[Saved data entries]
↓

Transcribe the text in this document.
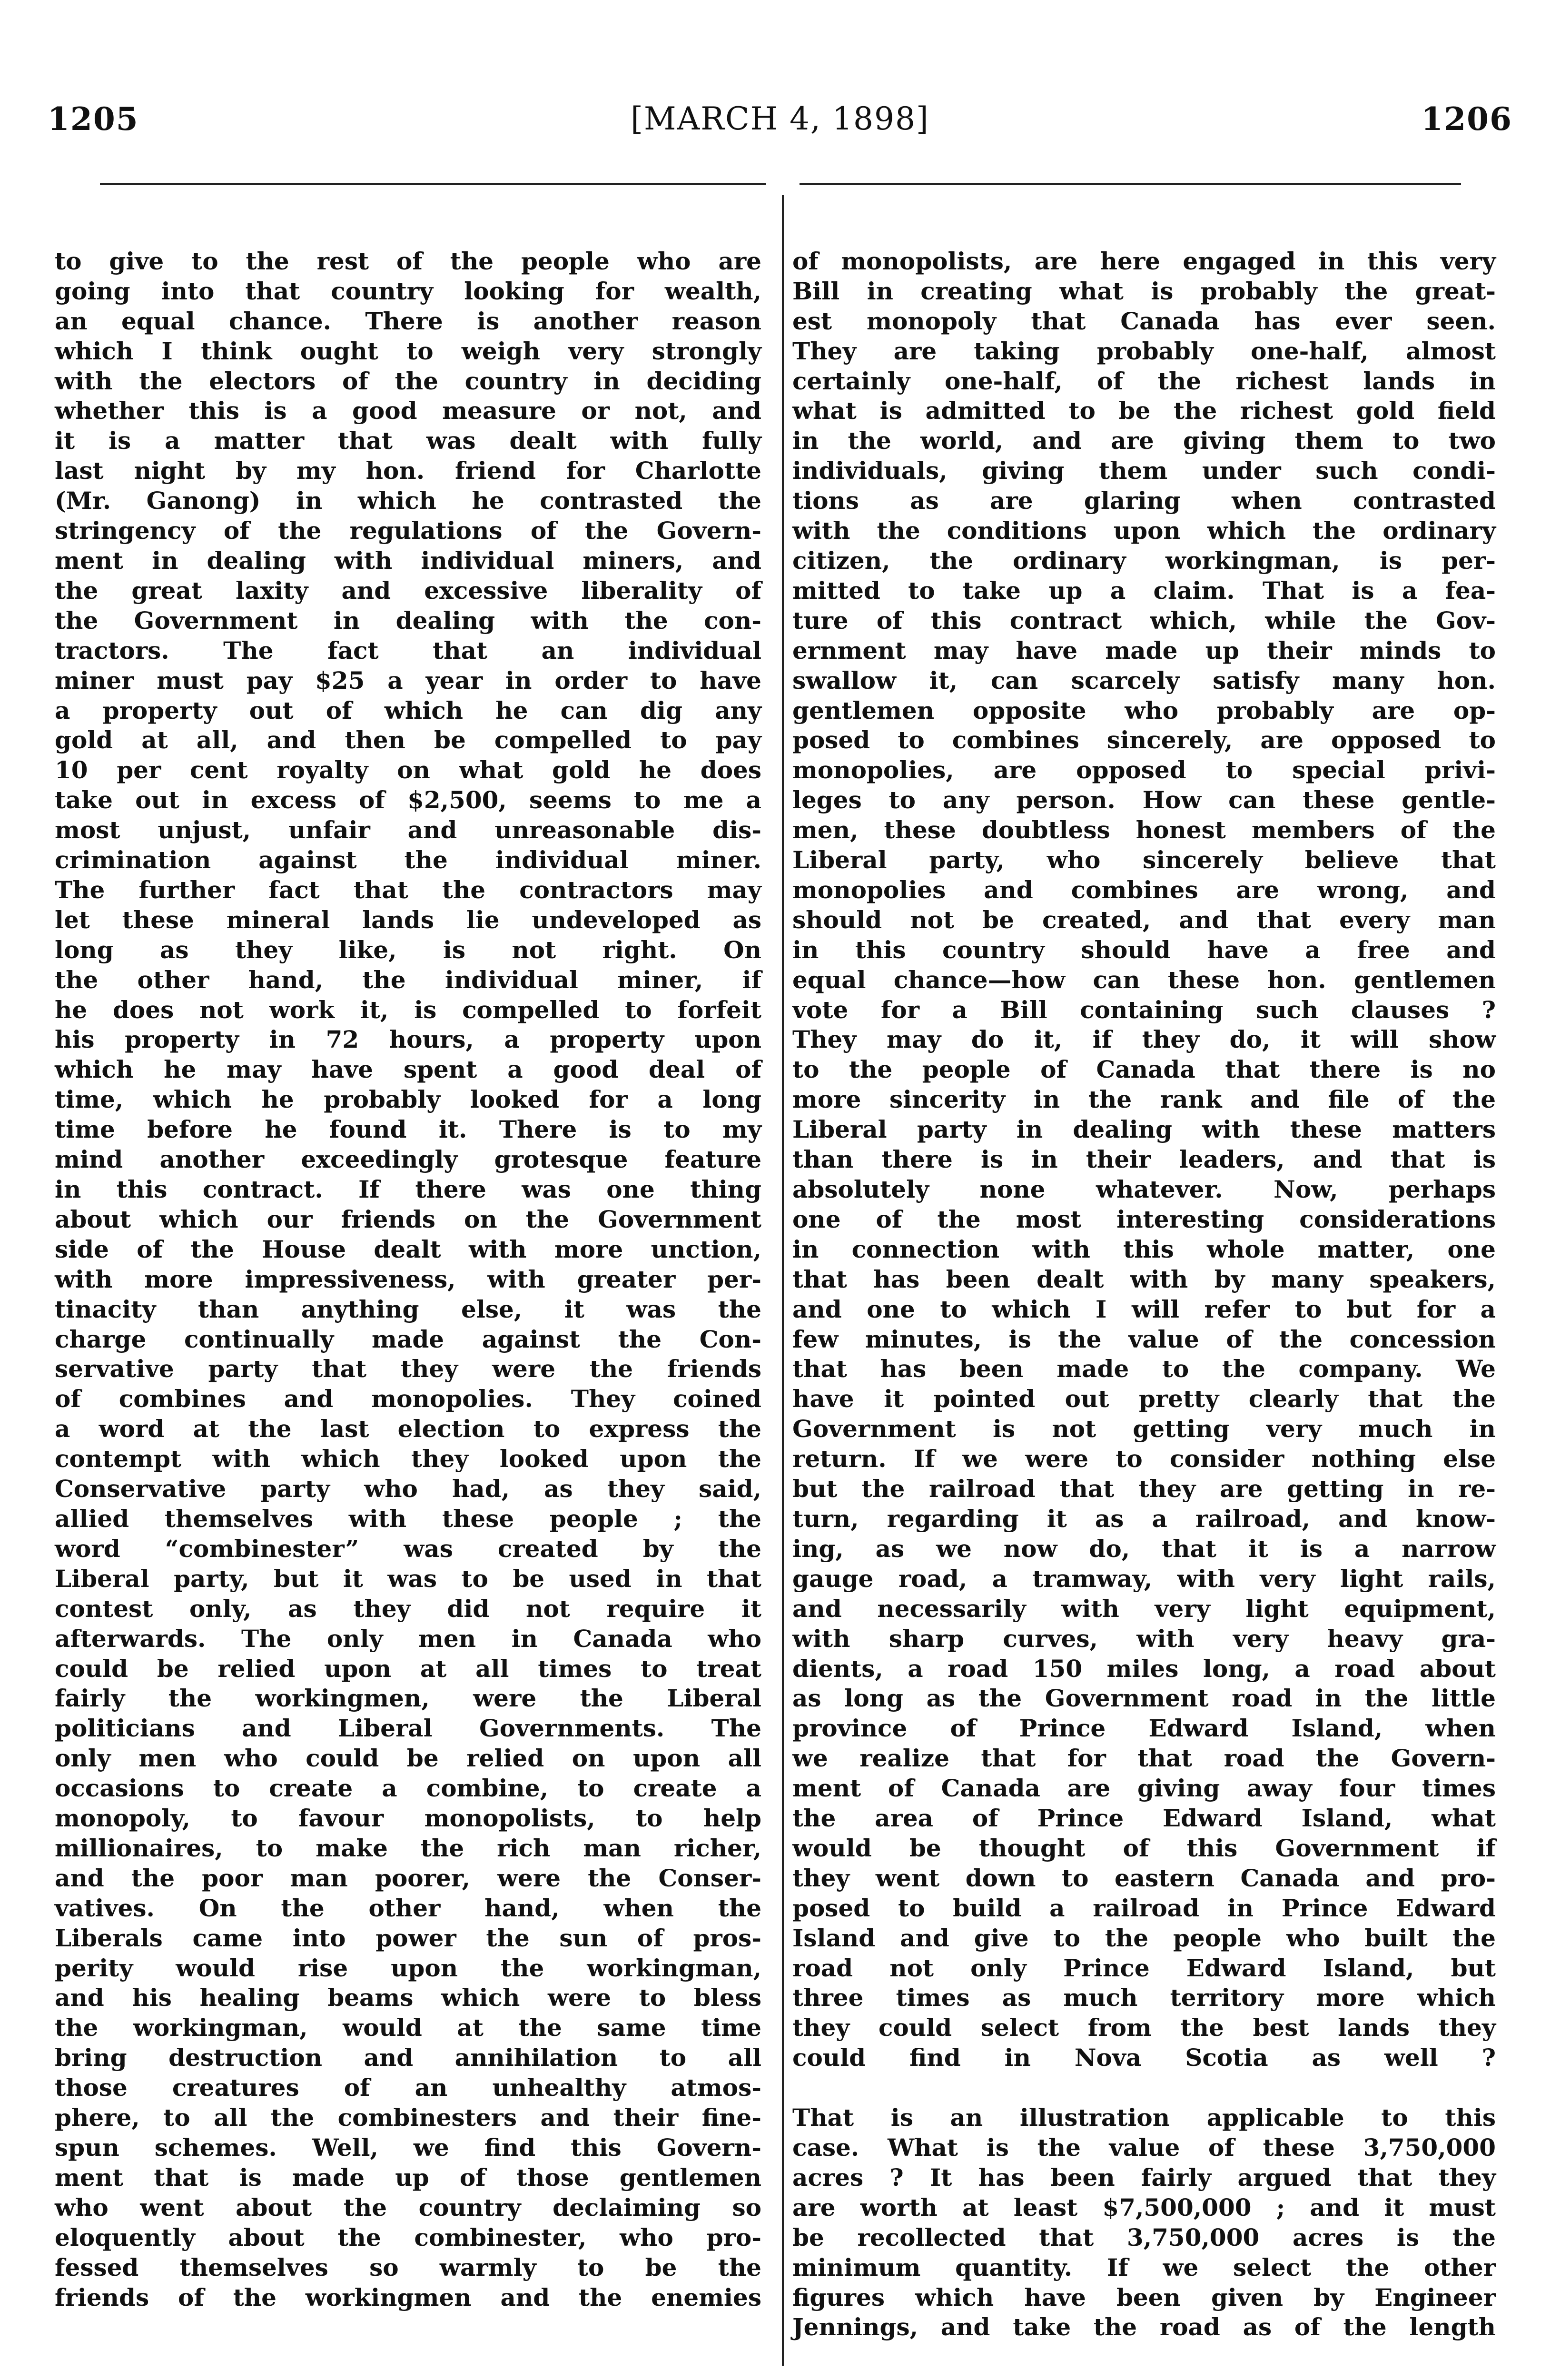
[MARCH 4, 1898]
1205	1206

to give to the rest of the people who are
going into that country looking for wealth,
an equal chance. There is another reason
which I think ought to weigh very strongly
with the electors of the country in deciding
whether this is a good measure or not, and
it is a matter that was dealt with fully
last night by my hon. friend for Charlotte
(Mr. Ganong) in which he contrasted the
stringency of the regulations of the Govern-
ment in dealing with individual miners, and
the great laxity and excessive liberality of
the Government in dealing with the con-
tractors. The fact that an individual
miner must pay $25 a year in order to have
a property out of which he can dig any
gold at all, and then be compelled to pay
10 per cent royalty on what gold he does
take out in excess of $2,500, seems to me a
most unjust, unfair and unreasonable dis-
crimination against the individual miner.
The further fact that the contractors may
let these mineral lands lie undeveloped as
long as they like, is not right. On
the other hand, the individual miner, if
he does not work it, is compelled to forfeit
his property in 72 hours, a property upon
which he may have spent a good deal of
time, which he probably looked for a long
time before he found it. There is to my
mind another exceedingly grotesque feature
in this contract. If there was one thing
about which our friends on the Government
side of the House dealt with more unction,
with more impressiveness, with greater per-
tinacity than anything else, it was the
charge continually made against the Con-
servative party that they were the friends
of combines and monopolies. They coined
a word at the last election to express the
contempt with which they looked upon the
Conservative party who had, as they said,
allied themselves with these people ; the
word “combinester” was created by the
Liberal party, but it was to be used in that
contest only, as they did not require it
afterwards. The only men in Canada who
could be relied upon at all times to treat
fairly the workingmen, were the Liberal
politicians and Liberal Governments. The
only men who could be relied on upon all
occasions to create a combine, to create a
monopoly, to favour monopolists, to help
millionaires, to make the rich man richer,
and the poor man poorer, were the Conser-
vatives. On the other hand, when the
Liberals came into power the sun of pros-
perity would rise upon the workingman,
and his healing beams which were to bless
the workingman, would at the same time
bring destruction and annihilation to all
those creatures of an unhealthy atmos-
phere, to all the combinesters and their fine-
spun schemes. Well, we find this Govern-
ment that is made up of those gentlemen
who went about the country declaiming so
eloquently about the combinester, who pro-
fessed themselves so warmly to be the
friends of the workingmen and the enemies

of monopolists, are here engaged in this very
Bill in creating what is probably the great-
est monopoly that Canada has ever seen.
They are taking probably one-half, almost
certainly one-half, of the richest lands in
what is admitted to be the richest gold field
in the world, and are giving them to two
individuals, giving them under such condi-
tions as are glaring when contrasted
with the conditions upon which the ordinary
citizen, the ordinary workingman, is per-
mitted to take up a claim. That is a fea-
ture of this contract which, while the Gov-
ernment may have made up their minds to
swallow it, can scarcely satisfy many hon.
gentlemen opposite who probably are op-
posed to combines sincerely, are opposed to
monopolies, are opposed to special privi-
leges to any person. How can these gentle-
men, these doubtless honest members of the
Liberal party, who sincerely believe that
monopolies and combines are wrong, and
should not be created, and that every man
in this country should have a free and
equal chance—how can these hon. gentlemen
vote for a Bill containing such clauses ?
They may do it, if they do, it will show
to the people of Canada that there is no
more sincerity in the rank and file of the
Liberal party in dealing with these matters
than there is in their leaders, and that is
absolutely none whatever. Now, perhaps
one of the most interesting considerations
in connection with this whole matter, one
that has been dealt with by many speakers,
and one to which I will refer to but for a
few minutes, is the value of the concession
that has been made to the company. We
have it pointed out pretty clearly that the
Government is not getting very much in
return. If we were to consider nothing else
but the railroad that they are getting in re-
turn, regarding it as a railroad, and know-
ing, as we now do, that it is a narrow
gauge road, a tramway, with very light rails,
and necessarily with very light equipment,
with sharp curves, with very heavy gra-
dients, a road 150 miles long, a road about
as long as the Government road in the little
province of Prince Edward Island, when
we realize that for that road the Govern-
ment of Canada are giving away four times
the area of Prince Edward Island, what
would be thought of this Government if
they went down to eastern Canada and pro-
posed to build a railroad in Prince Edward
Island and give to the people who built the
road not only Prince Edward Island, but
three times as much territory more which
they could select from the best lands they
could find in Nova Scotia as well ?

That is an illustration applicable to this
case. What is the value of these 3,750,000
acres ? It has been fairly argued that they
are worth at least $7,500,000 ; and it must
be recollected that 3,750,000 acres is the
minimum quantity. If we select the other
figures which have been given by Engineer
Jennings, and take the road as of the length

↑

## WHAT IS NEEDED
Output all of the records exactly as they appear above, but not the pictures.

## EXERCISE ANSWER
Transcribe the text in this document.
[MARCH 4, 1898]
1205	1206

to give to the rest of the people who are
going into that country looking for wealth,
an equal chance. There is another reason
which I think ought to weigh very strongly
with the electors of the country in deciding
whether this is a good measure or not, and
it is a matter that was dealt with fully
last night by my hon. friend for Charlotte
(Mr. Ganong) in which he contrasted the
stringency of the regulations of the Govern-
ment in dealing with individual miners, and
the great laxity and excessive liberality of
the Government in dealing with the con-
tractors. The fact that an individual
miner must pay $25 a year in order to have
a property out of which he can dig any
gold at all, and then be compelled to pay
10 per cent royalty on what gold he does
take out in excess of $2,500, seems to me a
most unjust, unfair and unreasonable dis-
crimination against the individual miner.
The further fact that the contractors may
let these mineral lands lie undeveloped as
long as they like, is not right. On
the other hand, the individual miner, if
he does not work it, is compelled to forfeit
his property in 72 hours, a property upon
which he may have spent a good deal of
time, which he probably looked for a long
time before he found it. There is to my
mind another exceedingly grotesque feature
in this contract. If there was one thing
about which our friends on the Government
side of the House dealt with more unction,
with more impressiveness, with greater per-
tinacity than anything else, it was the
charge continually made against the Con-
servative party that they were the friends
of combines and monopolies. They coined
a word at the last election to express the
contempt with which they looked upon the
Conservative party who had, as they said,
allied themselves with these people ; the
word “combinester” was created by the
Liberal party, but it was to be used in that
contest only, as they did not require it
afterwards. The only men in Canada who
could be relied upon at all times to treat
fairly the workingmen, were the Liberal
politicians and Liberal Governments. The
only men who could be relied on upon all
occasions to create a combine, to create a
monopoly, to favour monopolists, to help
millionaires, to make the rich man richer,
and the poor man poorer, were the Conser-
vatives. On the other hand, when the
Liberals came into power the sun of pros-
perity would rise upon the workingman,
and his healing beams which were to bless
the workingman, would at the same time
bring destruction and annihilation to all
those creatures of an unhealthy atmos-
phere, to all the combinesters and their fine-
spun schemes. Well, we find this Govern-
ment that is made up of those gentlemen
who went about the country declaiming so
eloquently about the combinester, who pro-
fessed themselves so warmly to be the
friends of the workingmen and the enemies

of monopolists, are here engaged in this very
Bill in creating what is probably the great-
est monopoly that Canada has ever seen.
They are taking probably one-half, almost
certainly one-half, of the richest lands in
what is admitted to be the richest gold field
in the world, and are giving them to two
individuals, giving them under such condi-
tions as are glaring when contrasted
with the conditions upon which the ordinary
citizen, the ordinary workingman, is per-
mitted to take up a claim. That is a fea-
ture of this contract which, while the Gov-
ernment may have made up their minds to
swallow it, can scarcely satisfy many hon.
gentlemen opposite who probably are op-
posed to combines sincerely, are opposed to
monopolies, are opposed to special privi-
leges to any person. How can these gentle-
men, these doubtless honest members of the
Liberal party, who sincerely believe that
monopolies and combines are wrong, and
should not be created, and that every man
in this country should have a free and
equal chance—how can these hon. gentlemen
vote for a Bill containing such clauses ?
They may do it, if they do, it will show
to the people of Canada that there is no
more sincerity in the rank and file of the
Liberal party in dealing with these matters
than there is in their leaders, and that is
absolutely none whatever. Now, perhaps
one of the most interesting considerations
in connection with this whole matter, one
that has been dealt with by many speakers,
and one to which I will refer to but for a
few minutes, is the value of the concession
that has been made to the company. We
have it pointed out pretty clearly that the
Government is not getting very much in
return. If we were to consider nothing else
but the railroad that they are getting in re-
turn, regarding it as a railroad, and know-
ing, as we now do, that it is a narrow
gauge road, a tramway, with very light rails,
and necessarily with very light equipment,
with sharp curves, with very heavy gra-
dients, a road 150 miles long, a road about
as long as the Government road in the little
province of Prince Edward Island, when
we realize that for that road the Govern-
ment of Canada are giving away four times
the area of Prince Edward Island, what
would be thought of this Government if
they went down to eastern Canada and pro-
posed to build a railroad in Prince Edward
Island and give to the people who built the
road not only Prince Edward Island, but
three times as much territory more which
they could select from the best lands they
could find in Nova Scotia as well ?

That is an illustration applicable to this
case. What is the value of these 3,750,000
acres ? It has been fairly argued that they
are worth at least $7,500,000 ; and it must
be recollected that 3,750,000 acres is the
minimum quantity. If we select the other
figures which have been given by Engineer
Jennings, and take the road as of the length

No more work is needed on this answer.